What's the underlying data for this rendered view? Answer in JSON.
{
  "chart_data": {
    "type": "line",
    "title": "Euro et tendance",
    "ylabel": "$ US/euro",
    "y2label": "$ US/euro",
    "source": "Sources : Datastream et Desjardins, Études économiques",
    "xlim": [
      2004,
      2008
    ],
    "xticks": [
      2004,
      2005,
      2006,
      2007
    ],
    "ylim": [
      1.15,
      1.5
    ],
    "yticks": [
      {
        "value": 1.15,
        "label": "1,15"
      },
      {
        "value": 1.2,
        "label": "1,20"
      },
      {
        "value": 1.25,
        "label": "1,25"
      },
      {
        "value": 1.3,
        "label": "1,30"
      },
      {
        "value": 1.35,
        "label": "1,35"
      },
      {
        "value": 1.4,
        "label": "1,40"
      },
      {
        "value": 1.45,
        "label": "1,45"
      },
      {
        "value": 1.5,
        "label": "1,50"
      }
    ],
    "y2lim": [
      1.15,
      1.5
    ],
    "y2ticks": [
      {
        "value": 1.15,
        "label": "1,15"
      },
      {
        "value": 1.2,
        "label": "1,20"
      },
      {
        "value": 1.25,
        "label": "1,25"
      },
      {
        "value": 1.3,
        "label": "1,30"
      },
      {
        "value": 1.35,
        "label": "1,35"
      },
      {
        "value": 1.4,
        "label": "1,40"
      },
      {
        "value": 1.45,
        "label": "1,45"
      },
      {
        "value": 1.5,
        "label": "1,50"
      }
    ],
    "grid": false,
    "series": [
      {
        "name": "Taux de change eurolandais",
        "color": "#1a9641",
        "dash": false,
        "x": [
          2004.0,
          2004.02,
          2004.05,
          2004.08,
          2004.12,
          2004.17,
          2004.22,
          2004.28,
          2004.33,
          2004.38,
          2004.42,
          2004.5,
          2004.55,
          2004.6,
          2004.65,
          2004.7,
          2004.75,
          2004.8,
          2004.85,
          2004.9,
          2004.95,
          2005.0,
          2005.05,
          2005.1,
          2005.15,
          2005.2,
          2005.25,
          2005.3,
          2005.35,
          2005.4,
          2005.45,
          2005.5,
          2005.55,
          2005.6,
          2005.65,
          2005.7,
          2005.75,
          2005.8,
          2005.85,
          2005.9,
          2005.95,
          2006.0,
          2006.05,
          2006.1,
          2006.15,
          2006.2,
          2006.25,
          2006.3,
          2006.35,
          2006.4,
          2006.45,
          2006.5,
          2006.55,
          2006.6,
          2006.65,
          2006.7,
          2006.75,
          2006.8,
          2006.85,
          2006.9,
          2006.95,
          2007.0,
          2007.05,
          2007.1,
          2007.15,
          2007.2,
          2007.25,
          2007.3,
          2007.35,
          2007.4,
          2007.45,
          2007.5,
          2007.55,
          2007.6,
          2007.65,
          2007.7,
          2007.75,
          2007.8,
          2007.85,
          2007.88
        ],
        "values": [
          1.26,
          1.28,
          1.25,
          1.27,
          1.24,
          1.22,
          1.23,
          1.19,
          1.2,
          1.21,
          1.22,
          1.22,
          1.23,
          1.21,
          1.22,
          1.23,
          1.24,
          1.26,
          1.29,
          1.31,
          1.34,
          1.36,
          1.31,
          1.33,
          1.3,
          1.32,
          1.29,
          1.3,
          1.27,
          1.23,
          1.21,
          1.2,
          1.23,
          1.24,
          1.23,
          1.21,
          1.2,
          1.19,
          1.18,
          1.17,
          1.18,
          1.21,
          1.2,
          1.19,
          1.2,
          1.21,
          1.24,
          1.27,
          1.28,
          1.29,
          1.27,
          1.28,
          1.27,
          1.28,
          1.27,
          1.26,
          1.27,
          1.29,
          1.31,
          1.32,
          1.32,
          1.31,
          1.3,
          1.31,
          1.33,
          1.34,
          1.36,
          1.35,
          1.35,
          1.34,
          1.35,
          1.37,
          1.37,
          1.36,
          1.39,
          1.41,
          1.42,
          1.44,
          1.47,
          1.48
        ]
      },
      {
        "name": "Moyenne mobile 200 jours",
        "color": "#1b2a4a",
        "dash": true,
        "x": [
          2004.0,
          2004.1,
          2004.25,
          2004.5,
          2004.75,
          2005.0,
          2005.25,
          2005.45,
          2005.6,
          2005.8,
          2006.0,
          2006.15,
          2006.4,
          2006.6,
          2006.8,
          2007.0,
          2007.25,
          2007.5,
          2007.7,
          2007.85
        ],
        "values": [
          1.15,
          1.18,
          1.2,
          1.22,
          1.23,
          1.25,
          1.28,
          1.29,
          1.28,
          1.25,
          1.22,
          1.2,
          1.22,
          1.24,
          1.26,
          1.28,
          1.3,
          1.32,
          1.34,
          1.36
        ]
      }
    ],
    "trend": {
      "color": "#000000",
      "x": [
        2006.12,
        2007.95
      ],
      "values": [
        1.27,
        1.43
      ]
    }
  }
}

■ ■ ■ ■ ■ ■ ■

State how many lines include the string "color", and nothing more.

▶ [Result for this exercise] 3